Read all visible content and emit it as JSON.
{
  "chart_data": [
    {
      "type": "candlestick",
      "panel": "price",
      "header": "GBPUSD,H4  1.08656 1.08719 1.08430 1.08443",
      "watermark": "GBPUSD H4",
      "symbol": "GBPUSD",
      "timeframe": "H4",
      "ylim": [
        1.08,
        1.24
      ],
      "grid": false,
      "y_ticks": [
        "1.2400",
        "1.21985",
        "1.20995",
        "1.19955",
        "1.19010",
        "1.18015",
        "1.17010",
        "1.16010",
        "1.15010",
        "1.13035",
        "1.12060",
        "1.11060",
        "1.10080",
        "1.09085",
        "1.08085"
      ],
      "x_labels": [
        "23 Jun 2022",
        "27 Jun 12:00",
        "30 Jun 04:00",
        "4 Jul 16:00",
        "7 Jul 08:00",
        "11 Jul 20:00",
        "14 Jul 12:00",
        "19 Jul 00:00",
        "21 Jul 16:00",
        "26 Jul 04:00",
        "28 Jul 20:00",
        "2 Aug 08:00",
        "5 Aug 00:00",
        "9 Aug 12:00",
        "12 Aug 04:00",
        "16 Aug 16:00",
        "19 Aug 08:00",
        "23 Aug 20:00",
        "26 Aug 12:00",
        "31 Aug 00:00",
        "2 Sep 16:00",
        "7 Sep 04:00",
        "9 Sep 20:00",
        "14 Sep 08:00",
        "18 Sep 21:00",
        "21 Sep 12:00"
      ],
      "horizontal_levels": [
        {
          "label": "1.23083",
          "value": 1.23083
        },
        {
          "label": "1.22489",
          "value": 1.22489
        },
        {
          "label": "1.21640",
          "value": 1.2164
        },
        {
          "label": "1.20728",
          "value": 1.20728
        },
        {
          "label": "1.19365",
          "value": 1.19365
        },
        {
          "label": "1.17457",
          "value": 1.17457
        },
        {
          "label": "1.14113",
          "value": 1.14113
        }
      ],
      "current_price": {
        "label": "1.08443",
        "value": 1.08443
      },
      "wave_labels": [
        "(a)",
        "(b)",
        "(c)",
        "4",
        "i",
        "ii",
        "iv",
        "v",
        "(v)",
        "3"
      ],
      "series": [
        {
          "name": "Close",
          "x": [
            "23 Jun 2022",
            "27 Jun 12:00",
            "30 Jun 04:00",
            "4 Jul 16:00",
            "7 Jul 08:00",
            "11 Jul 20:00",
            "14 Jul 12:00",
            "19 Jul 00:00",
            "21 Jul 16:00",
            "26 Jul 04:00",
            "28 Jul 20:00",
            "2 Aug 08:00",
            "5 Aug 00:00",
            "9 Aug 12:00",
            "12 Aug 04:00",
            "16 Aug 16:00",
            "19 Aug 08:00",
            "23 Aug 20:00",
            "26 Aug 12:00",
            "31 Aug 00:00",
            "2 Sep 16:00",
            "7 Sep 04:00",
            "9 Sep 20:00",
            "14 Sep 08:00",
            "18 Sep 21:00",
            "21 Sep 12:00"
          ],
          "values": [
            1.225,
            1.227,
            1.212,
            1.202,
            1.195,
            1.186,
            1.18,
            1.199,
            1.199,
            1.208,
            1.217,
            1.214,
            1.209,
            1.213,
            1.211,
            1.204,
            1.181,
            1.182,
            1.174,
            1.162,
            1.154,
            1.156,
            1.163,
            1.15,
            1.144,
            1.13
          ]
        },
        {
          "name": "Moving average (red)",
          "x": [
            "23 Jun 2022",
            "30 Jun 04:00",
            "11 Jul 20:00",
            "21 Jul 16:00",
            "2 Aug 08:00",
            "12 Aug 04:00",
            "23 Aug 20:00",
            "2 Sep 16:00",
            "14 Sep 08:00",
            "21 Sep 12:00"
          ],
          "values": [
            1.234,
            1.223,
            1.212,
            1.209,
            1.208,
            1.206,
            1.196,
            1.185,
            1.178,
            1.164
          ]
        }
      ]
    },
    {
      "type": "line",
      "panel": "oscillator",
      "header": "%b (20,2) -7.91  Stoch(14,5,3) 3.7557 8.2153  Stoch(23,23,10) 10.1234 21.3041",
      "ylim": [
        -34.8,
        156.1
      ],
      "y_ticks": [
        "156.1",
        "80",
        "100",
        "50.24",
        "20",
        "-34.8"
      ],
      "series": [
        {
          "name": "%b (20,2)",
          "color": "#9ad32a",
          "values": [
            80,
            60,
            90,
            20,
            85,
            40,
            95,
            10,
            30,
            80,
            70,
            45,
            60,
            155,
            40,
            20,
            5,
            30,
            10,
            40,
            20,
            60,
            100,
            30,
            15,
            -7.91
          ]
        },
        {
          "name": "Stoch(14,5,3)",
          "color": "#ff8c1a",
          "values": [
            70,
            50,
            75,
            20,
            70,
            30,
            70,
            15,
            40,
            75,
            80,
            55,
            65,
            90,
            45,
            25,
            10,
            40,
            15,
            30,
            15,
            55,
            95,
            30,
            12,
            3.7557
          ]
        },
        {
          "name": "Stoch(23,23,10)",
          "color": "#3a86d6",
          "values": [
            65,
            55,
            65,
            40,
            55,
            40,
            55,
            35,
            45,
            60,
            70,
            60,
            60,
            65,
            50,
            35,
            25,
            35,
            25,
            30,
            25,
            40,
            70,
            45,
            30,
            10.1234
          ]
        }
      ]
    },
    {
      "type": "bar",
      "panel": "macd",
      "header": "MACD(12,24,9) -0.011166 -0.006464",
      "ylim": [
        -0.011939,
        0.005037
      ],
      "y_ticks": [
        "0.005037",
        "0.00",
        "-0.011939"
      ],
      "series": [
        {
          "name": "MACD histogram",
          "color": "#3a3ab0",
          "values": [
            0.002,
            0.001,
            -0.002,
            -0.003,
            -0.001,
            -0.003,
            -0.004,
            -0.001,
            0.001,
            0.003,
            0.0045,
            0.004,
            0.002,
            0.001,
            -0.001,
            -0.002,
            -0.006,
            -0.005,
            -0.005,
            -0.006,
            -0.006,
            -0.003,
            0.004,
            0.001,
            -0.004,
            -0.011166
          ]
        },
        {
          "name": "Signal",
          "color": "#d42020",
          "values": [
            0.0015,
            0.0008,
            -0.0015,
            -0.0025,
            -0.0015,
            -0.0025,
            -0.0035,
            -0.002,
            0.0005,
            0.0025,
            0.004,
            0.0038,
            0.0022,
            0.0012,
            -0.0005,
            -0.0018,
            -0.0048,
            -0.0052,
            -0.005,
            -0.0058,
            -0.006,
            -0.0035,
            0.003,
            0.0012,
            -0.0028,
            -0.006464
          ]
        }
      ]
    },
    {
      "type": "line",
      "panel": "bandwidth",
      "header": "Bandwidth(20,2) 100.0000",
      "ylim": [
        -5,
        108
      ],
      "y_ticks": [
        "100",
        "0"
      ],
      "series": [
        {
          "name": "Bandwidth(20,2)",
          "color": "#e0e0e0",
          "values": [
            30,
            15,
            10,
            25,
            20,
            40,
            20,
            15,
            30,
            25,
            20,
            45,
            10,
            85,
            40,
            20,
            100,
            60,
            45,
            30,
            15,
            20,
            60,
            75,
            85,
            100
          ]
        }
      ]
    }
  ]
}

EXERCISE:
Restate the whole of the material exactly.

RESULT:
Read all visible content and emit it as JSON.
{
  "chart_data": [
    {
      "type": "candlestick",
      "panel": "price",
      "header": "GBPUSD,H4  1.08656 1.08719 1.08430 1.08443",
      "watermark": "GBPUSD H4",
      "symbol": "GBPUSD",
      "timeframe": "H4",
      "ylim": [
        1.08,
        1.24
      ],
      "grid": false,
      "y_ticks": [
        "1.2400",
        "1.21985",
        "1.20995",
        "1.19955",
        "1.19010",
        "1.18015",
        "1.17010",
        "1.16010",
        "1.15010",
        "1.13035",
        "1.12060",
        "1.11060",
        "1.10080",
        "1.09085",
        "1.08085"
      ],
      "x_labels": [
        "23 Jun 2022",
        "27 Jun 12:00",
        "30 Jun 04:00",
        "4 Jul 16:00",
        "7 Jul 08:00",
        "11 Jul 20:00",
        "14 Jul 12:00",
        "19 Jul 00:00",
        "21 Jul 16:00",
        "26 Jul 04:00",
        "28 Jul 20:00",
        "2 Aug 08:00",
        "5 Aug 00:00",
        "9 Aug 12:00",
        "12 Aug 04:00",
        "16 Aug 16:00",
        "19 Aug 08:00",
        "23 Aug 20:00",
        "26 Aug 12:00",
        "31 Aug 00:00",
        "2 Sep 16:00",
        "7 Sep 04:00",
        "9 Sep 20:00",
        "14 Sep 08:00",
        "18 Sep 21:00",
        "21 Sep 12:00"
      ],
      "horizontal_levels": [
        {
          "label": "1.23083",
          "value": 1.23083
        },
        {
          "label": "1.22489",
          "value": 1.22489
        },
        {
          "label": "1.21640",
          "value": 1.2164
        },
        {
          "label": "1.20728",
          "value": 1.20728
        },
        {
          "label": "1.19365",
          "value": 1.19365
        },
        {
          "label": "1.17457",
          "value": 1.17457
        },
        {
          "label": "1.14113",
          "value": 1.14113
        }
      ],
      "current_price": {
        "label": "1.08443",
        "value": 1.08443
      },
      "wave_labels": [
        "(a)",
        "(b)",
        "(c)",
        "4",
        "i",
        "ii",
        "iv",
        "v",
        "(v)",
        "3"
      ],
      "series": [
        {
          "name": "Close",
          "x": [
            "23 Jun 2022",
            "27 Jun 12:00",
            "30 Jun 04:00",
            "4 Jul 16:00",
            "7 Jul 08:00",
            "11 Jul 20:00",
            "14 Jul 12:00",
            "19 Jul 00:00",
            "21 Jul 16:00",
            "26 Jul 04:00",
            "28 Jul 20:00",
            "2 Aug 08:00",
            "5 Aug 00:00",
            "9 Aug 12:00",
            "12 Aug 04:00",
            "16 Aug 16:00",
            "19 Aug 08:00",
            "23 Aug 20:00",
            "26 Aug 12:00",
            "31 Aug 00:00",
            "2 Sep 16:00",
            "7 Sep 04:00",
            "9 Sep 20:00",
            "14 Sep 08:00",
            "18 Sep 21:00",
            "21 Sep 12:00"
          ],
          "values": [
            1.225,
            1.227,
            1.212,
            1.202,
            1.195,
            1.186,
            1.18,
            1.199,
            1.199,
            1.208,
            1.217,
            1.214,
            1.209,
            1.213,
            1.211,
            1.204,
            1.181,
            1.182,
            1.174,
            1.162,
            1.154,
            1.156,
            1.163,
            1.15,
            1.144,
            1.13
          ]
        },
        {
          "name": "Moving average (red)",
          "x": [
            "23 Jun 2022",
            "30 Jun 04:00",
            "11 Jul 20:00",
            "21 Jul 16:00",
            "2 Aug 08:00",
            "12 Aug 04:00",
            "23 Aug 20:00",
            "2 Sep 16:00",
            "14 Sep 08:00",
            "21 Sep 12:00"
          ],
          "values": [
            1.234,
            1.223,
            1.212,
            1.209,
            1.208,
            1.206,
            1.196,
            1.185,
            1.178,
            1.164
          ]
        }
      ]
    },
    {
      "type": "line",
      "panel": "oscillator",
      "header": "%b (20,2) -7.91  Stoch(14,5,3) 3.7557 8.2153  Stoch(23,23,10) 10.1234 21.3041",
      "ylim": [
        -34.8,
        156.1
      ],
      "y_ticks": [
        "156.1",
        "80",
        "100",
        "50.24",
        "20",
        "-34.8"
      ],
      "series": [
        {
          "name": "%b (20,2)",
          "color": "#9ad32a",
          "values": [
            80,
            60,
            90,
            20,
            85,
            40,
            95,
            10,
            30,
            80,
            70,
            45,
            60,
            155,
            40,
            20,
            5,
            30,
            10,
            40,
            20,
            60,
            100,
            30,
            15,
            -7.91
          ]
        },
        {
          "name": "Stoch(14,5,3)",
          "color": "#ff8c1a",
          "values": [
            70,
            50,
            75,
            20,
            70,
            30,
            70,
            15,
            40,
            75,
            80,
            55,
            65,
            90,
            45,
            25,
            10,
            40,
            15,
            30,
            15,
            55,
            95,
            30,
            12,
            3.7557
          ]
        },
        {
          "name": "Stoch(23,23,10)",
          "color": "#3a86d6",
          "values": [
            65,
            55,
            65,
            40,
            55,
            40,
            55,
            35,
            45,
            60,
            70,
            60,
            60,
            65,
            50,
            35,
            25,
            35,
            25,
            30,
            25,
            40,
            70,
            45,
            30,
            10.1234
          ]
        }
      ]
    },
    {
      "type": "bar",
      "panel": "macd",
      "header": "MACD(12,24,9) -0.011166 -0.006464",
      "ylim": [
        -0.011939,
        0.005037
      ],
      "y_ticks": [
        "0.005037",
        "0.00",
        "-0.011939"
      ],
      "series": [
        {
          "name": "MACD histogram",
          "color": "#3a3ab0",
          "values": [
            0.002,
            0.001,
            -0.002,
            -0.003,
            -0.001,
            -0.003,
            -0.004,
            -0.001,
            0.001,
            0.003,
            0.0045,
            0.004,
            0.002,
            0.001,
            -0.001,
            -0.002,
            -0.006,
            -0.005,
            -0.005,
            -0.006,
            -0.006,
            -0.003,
            0.004,
            0.001,
            -0.004,
            -0.011166
          ]
        },
        {
          "name": "Signal",
          "color": "#d42020",
          "values": [
            0.0015,
            0.0008,
            -0.0015,
            -0.0025,
            -0.0015,
            -0.0025,
            -0.0035,
            -0.002,
            0.0005,
            0.0025,
            0.004,
            0.0038,
            0.0022,
            0.0012,
            -0.0005,
            -0.0018,
            -0.0048,
            -0.0052,
            -0.005,
            -0.0058,
            -0.006,
            -0.0035,
            0.003,
            0.0012,
            -0.0028,
            -0.006464
          ]
        }
      ]
    },
    {
      "type": "line",
      "panel": "bandwidth",
      "header": "Bandwidth(20,2) 100.0000",
      "ylim": [
        -5,
        108
      ],
      "y_ticks": [
        "100",
        "0"
      ],
      "series": [
        {
          "name": "Bandwidth(20,2)",
          "color": "#e0e0e0",
          "values": [
            30,
            15,
            10,
            25,
            20,
            40,
            20,
            15,
            30,
            25,
            20,
            45,
            10,
            85,
            40,
            20,
            100,
            60,
            45,
            30,
            15,
            20,
            60,
            75,
            85,
            100
          ]
        }
      ]
    }
  ]
}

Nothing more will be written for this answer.